WRITTEN EXERCISE: In the records that follow, show each line where the word "店铺中心" is present.

INPUT FOR THIS TASK:

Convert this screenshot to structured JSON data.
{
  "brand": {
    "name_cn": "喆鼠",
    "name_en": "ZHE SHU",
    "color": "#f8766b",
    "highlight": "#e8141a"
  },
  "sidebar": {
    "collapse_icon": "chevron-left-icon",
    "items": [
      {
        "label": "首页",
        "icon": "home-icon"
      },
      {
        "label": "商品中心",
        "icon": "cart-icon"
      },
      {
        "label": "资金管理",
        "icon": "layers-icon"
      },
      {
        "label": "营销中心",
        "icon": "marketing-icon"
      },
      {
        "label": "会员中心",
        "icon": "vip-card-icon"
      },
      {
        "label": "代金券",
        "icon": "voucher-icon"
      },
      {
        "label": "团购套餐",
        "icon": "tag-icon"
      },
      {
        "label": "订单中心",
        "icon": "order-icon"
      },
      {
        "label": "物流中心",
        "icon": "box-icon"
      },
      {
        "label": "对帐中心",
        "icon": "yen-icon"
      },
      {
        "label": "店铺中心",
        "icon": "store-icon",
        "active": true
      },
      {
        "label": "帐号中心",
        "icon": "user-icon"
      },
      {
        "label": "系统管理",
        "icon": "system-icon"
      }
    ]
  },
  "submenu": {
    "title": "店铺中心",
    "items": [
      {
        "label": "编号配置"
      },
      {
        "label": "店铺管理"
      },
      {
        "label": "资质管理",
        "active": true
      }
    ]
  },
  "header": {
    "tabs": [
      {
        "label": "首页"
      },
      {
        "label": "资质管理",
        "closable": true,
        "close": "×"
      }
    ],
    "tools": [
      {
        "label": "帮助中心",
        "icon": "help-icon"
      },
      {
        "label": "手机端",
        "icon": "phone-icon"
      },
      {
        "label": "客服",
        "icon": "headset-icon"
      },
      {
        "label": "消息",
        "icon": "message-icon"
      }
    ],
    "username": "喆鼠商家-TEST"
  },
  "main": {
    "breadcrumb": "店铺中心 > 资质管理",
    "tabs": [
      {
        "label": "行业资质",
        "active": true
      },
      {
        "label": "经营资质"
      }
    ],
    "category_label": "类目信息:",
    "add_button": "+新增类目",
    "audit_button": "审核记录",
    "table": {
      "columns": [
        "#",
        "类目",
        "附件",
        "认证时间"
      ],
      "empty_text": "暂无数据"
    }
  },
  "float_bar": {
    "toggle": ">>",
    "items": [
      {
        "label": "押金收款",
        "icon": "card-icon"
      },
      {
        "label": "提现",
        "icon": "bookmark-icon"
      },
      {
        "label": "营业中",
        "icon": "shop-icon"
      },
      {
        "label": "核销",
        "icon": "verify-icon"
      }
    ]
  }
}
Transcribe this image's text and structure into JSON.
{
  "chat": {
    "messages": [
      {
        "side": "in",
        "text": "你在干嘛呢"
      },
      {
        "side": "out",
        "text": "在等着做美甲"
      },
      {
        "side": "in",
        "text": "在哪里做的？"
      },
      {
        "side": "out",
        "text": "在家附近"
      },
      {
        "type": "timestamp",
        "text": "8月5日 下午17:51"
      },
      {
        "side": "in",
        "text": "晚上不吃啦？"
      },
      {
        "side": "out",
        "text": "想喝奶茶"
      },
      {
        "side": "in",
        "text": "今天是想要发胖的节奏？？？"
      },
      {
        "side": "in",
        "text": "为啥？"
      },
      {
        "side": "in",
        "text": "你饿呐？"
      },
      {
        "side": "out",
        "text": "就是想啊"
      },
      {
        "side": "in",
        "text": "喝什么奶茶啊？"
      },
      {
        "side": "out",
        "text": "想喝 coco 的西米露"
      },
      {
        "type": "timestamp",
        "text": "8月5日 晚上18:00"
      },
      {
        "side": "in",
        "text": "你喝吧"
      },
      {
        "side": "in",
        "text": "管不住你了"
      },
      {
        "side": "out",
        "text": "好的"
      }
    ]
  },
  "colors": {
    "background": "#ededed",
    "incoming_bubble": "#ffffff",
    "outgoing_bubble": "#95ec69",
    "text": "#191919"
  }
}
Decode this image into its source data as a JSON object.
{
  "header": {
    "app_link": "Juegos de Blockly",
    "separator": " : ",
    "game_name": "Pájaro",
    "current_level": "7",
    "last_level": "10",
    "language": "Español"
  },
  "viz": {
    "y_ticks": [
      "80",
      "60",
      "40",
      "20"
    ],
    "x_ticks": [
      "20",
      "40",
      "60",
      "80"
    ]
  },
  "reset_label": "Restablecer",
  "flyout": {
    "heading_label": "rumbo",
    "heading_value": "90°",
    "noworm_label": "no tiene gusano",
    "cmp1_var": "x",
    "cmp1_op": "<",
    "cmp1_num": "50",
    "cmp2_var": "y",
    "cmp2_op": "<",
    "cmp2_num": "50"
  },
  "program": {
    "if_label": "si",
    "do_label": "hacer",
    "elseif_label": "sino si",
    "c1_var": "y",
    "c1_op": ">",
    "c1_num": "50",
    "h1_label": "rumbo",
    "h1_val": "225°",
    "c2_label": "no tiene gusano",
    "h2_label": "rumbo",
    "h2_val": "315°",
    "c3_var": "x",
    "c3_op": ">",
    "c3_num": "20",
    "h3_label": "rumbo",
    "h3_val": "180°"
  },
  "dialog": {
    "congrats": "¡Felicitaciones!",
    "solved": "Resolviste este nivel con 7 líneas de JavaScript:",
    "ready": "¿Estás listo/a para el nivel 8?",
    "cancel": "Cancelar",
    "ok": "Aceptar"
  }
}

WRITTEN SOLUTION:
        "label": "店铺中心",
    "title": "店铺中心",
    "breadcrumb": "店铺中心 > 资质管理",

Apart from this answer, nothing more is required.